* begin SUPPLIED DATA *
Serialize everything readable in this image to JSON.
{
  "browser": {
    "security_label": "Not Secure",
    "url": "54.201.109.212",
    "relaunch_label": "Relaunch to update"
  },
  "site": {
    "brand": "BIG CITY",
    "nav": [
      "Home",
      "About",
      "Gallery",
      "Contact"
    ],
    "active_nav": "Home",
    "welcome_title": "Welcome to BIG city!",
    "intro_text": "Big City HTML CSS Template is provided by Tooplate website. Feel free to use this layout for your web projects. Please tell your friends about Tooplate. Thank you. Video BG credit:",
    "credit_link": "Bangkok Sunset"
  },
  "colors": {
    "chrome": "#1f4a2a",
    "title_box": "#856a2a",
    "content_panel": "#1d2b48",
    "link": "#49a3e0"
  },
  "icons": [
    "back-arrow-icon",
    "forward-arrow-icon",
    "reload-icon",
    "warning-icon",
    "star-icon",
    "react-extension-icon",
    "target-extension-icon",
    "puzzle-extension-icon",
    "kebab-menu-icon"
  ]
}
* end SUPPLIED DATA *
* [SHORT PROBLEM]: Identify which lines contain the word "extension" and copy each one.

* [CORRECT RESPONSE]:
    "react-extension-icon",
    "target-extension-icon",
    "puzzle-extension-icon",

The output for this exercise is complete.